Request :: Express the listing below as a JSON array of strings, with one string for each line and any blank lines omitted.

Given data ::
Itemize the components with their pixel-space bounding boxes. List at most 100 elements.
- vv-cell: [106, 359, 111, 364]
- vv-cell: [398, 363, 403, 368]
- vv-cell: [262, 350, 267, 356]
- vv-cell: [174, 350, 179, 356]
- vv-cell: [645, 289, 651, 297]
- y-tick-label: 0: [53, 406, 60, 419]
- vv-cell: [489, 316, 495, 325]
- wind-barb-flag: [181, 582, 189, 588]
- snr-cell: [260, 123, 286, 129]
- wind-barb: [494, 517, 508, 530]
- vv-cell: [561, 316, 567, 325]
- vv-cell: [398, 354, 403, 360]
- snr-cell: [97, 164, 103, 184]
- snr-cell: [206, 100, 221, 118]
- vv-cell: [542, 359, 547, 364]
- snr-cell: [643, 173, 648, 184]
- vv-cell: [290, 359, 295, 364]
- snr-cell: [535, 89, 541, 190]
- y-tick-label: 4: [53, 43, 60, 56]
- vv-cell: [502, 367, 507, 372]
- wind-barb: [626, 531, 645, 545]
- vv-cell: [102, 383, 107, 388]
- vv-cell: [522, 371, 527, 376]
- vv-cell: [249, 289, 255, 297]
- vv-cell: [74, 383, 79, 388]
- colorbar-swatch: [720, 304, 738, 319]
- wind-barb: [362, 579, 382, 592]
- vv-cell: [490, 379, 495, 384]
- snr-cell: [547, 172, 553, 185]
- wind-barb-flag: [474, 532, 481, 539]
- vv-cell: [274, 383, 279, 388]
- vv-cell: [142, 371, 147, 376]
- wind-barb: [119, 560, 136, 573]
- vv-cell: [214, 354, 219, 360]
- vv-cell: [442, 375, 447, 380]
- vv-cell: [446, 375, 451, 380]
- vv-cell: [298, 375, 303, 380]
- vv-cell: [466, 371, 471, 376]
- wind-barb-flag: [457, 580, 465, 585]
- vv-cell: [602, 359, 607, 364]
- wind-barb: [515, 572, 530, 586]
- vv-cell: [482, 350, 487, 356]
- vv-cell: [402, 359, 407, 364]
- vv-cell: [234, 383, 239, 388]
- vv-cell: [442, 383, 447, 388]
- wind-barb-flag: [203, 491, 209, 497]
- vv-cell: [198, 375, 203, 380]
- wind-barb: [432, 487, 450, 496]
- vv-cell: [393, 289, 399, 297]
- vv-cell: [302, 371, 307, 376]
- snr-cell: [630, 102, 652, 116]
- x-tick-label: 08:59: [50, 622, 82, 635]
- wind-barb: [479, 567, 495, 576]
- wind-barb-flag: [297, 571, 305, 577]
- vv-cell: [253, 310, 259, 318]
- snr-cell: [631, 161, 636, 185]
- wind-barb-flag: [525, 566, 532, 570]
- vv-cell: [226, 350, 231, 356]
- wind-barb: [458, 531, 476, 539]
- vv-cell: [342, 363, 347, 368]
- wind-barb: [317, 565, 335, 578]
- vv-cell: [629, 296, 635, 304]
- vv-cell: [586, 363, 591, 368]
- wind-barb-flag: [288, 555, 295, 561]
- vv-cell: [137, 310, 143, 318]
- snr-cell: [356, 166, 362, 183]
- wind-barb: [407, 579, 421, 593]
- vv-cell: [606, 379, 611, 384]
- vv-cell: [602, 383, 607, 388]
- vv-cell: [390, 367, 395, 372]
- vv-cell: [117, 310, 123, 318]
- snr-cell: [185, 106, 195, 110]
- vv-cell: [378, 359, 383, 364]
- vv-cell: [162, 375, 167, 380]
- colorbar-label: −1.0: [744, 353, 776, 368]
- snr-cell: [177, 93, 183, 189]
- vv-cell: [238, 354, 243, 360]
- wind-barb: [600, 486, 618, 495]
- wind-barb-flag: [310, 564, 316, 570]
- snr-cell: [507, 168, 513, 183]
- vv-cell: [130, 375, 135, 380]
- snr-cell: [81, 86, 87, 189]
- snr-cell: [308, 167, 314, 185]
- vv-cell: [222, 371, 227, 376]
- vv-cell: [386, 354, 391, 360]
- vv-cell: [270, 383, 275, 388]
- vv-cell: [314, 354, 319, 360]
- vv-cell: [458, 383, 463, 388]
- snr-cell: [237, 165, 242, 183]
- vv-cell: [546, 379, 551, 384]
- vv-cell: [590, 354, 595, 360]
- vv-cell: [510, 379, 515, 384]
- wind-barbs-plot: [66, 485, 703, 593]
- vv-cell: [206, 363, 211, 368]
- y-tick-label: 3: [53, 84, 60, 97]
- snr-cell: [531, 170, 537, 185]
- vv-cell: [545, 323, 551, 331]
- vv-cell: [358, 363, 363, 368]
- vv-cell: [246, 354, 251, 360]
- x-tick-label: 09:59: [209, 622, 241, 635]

Expected output ::
[
  "Itemize the components with their pixel-space bounding boxes. List at most 100 elements.",
  "- vv-cell: [106, 359, 111, 364]",
  "- vv-cell: [398, 363, 403, 368]",
  "- vv-cell: [262, 350, 267, 356]",
  "- vv-cell: [174, 350, 179, 356]",
  "- vv-cell: [645, 289, 651, 297]",
  "- y-tick-label: 0: [53, 406, 60, 419]",
  "- vv-cell: [489, 316, 495, 325]",
  "- wind-barb-flag: [181, 582, 189, 588]",
  "- snr-cell: [260, 123, 286, 129]",
  "- wind-barb: [494, 517, 508, 530]",
  "- vv-cell: [561, 316, 567, 325]",
  "- vv-cell: [398, 354, 403, 360]",
  "- snr-cell: [97, 164, 103, 184]",
  "- snr-cell: [206, 100, 221, 118]",
  "- vv-cell: [542, 359, 547, 364]",
  "- snr-cell: [643, 173, 648, 184]",
  "- vv-cell: [290, 359, 295, 364]",
  "- snr-cell: [535, 89, 541, 190]",
  "- y-tick-label: 4: [53, 43, 60, 56]",
  "- vv-cell: [502, 367, 507, 372]",
  "- wind-barb: [626, 531, 645, 545]",
  "- vv-cell: [102, 383, 107, 388]",
  "- vv-cell: [522, 371, 527, 376]",
  "- vv-cell: [249, 289, 255, 297]",
  "- vv-cell: [74, 383, 79, 388]",
  "- colorbar-swatch: [720, 304, 738, 319]",
  "- wind-barb: [362, 579, 382, 592]",
  "- vv-cell: [490, 379, 495, 384]",
  "- snr-cell: [547, 172, 553, 185]",
  "- wind-barb-flag: [474, 532, 481, 539]",
  "- vv-cell: [274, 383, 279, 388]",
  "- vv-cell: [142, 371, 147, 376]",
  "- wind-barb: [119, 560, 136, 573]",
  "- vv-cell: [214, 354, 219, 360]",
  "- vv-cell: [442, 375, 447, 380]",
  "- vv-cell: [446, 375, 451, 380]",
  "- vv-cell: [298, 375, 303, 380]",
  "- vv-cell: [466, 371, 471, 376]",
  "- wind-barb-flag: [457, 580, 465, 585]",
  "- vv-cell: [602, 359, 607, 364]",
  "- wind-barb: [515, 572, 530, 586]",
  "- vv-cell: [482, 350, 487, 356]",
  "- vv-cell: [402, 359, 407, 364]",
  "- vv-cell: [234, 383, 239, 388]",
  "- vv-cell: [442, 383, 447, 388]",
  "- wind-barb-flag: [203, 491, 209, 497]",
  "- vv-cell: [198, 375, 203, 380]",
  "- wind-barb: [432, 487, 450, 496]",
  "- vv-cell: [393, 289, 399, 297]",
  "- vv-cell: [302, 371, 307, 376]",
  "- snr-cell: [630, 102, 652, 116]",
  "- x-tick-label: 08:59: [50, 622, 82, 635]",
  "- wind-barb: [479, 567, 495, 576]",
  "- wind-barb-flag: [297, 571, 305, 577]",
  "- vv-cell: [253, 310, 259, 318]",
  "- snr-cell: [631, 161, 636, 185]",
  "- wind-barb-flag: [525, 566, 532, 570]",
  "- vv-cell: [226, 350, 231, 356]",
  "- wind-barb: [458, 531, 476, 539]",
  "- vv-cell: [342, 363, 347, 368]",
  "- wind-barb: [317, 565, 335, 578]",
  "- vv-cell: [629, 296, 635, 304]",
  "- vv-cell: [586, 363, 591, 368]",
  "- wind-barb-flag: [288, 555, 295, 561]",
  "- vv-cell: [137, 310, 143, 318]",
  "- snr-cell: [356, 166, 362, 183]",
  "- wind-barb: [407, 579, 421, 593]",
  "- vv-cell: [606, 379, 611, 384]",
  "- vv-cell: [602, 383, 607, 388]",
  "- vv-cell: [390, 367, 395, 372]",
  "- vv-cell: [117, 310, 123, 318]",
  "- snr-cell: [185, 106, 195, 110]",
  "- vv-cell: [378, 359, 383, 364]",
  "- vv-cell: [162, 375, 167, 380]",
  "- colorbar-label: −1.0: [744, 353, 776, 368]",
  "- snr-cell: [177, 93, 183, 189]",
  "- vv-cell: [238, 354, 243, 360]",
  "- wind-barb: [600, 486, 618, 495]",
  "- wind-barb-flag: [310, 564, 316, 570]",
  "- snr-cell: [507, 168, 513, 183]",
  "- vv-cell: [130, 375, 135, 380]",
  "- snr-cell: [81, 86, 87, 189]",
  "- snr-cell: [308, 167, 314, 185]",
  "- vv-cell: [222, 371, 227, 376]",
  "- vv-cell: [386, 354, 391, 360]",
  "- vv-cell: [270, 383, 275, 388]",
  "- vv-cell: [314, 354, 319, 360]",
  "- vv-cell: [458, 383, 463, 388]",
  "- snr-cell: [237, 165, 242, 183]",
  "- vv-cell: [546, 379, 551, 384]",
  "- vv-cell: [590, 354, 595, 360]",
  "- vv-cell: [510, 379, 515, 384]",
  "- wind-barbs-plot: [66, 485, 703, 593]",
  "- vv-cell: [206, 363, 211, 368]",
  "- y-tick-label: 3: [53, 84, 60, 97]",
  "- snr-cell: [531, 170, 537, 185]",
  "- vv-cell: [545, 323, 551, 331]",
  "- vv-cell: [358, 363, 363, 368]",
  "- vv-cell: [246, 354, 251, 360]",
  "- x-tick-label: 09:59: [209, 622, 241, 635]"
]